═══ MATERIAL SUPPLIED ═══

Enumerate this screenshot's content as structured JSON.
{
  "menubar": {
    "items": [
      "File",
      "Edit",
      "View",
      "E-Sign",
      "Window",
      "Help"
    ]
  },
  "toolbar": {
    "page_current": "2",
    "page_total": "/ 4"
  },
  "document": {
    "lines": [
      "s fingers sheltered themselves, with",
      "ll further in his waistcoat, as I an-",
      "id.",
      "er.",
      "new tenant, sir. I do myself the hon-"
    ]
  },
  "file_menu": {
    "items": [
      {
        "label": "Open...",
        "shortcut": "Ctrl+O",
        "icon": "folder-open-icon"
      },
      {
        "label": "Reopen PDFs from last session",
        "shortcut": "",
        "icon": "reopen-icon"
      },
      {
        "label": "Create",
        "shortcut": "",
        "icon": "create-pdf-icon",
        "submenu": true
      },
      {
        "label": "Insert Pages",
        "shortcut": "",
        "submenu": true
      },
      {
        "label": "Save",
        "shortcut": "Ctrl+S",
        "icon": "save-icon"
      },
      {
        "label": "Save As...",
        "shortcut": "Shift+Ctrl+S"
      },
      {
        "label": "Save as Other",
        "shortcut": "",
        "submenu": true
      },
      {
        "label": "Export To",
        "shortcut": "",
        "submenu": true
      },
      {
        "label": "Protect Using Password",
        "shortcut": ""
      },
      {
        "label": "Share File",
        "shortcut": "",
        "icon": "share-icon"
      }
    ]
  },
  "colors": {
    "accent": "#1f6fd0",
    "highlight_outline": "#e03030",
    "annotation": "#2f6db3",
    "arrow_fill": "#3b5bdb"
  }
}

═══

WHAT THE EXERCISE ASKS: Go through the material and select each line with the string "Ctrl" in it.

RESPONSE BELOW:
        "shortcut": "Ctrl+O",
        "shortcut": "Ctrl+S",
        "shortcut": "Shift+Ctrl+S"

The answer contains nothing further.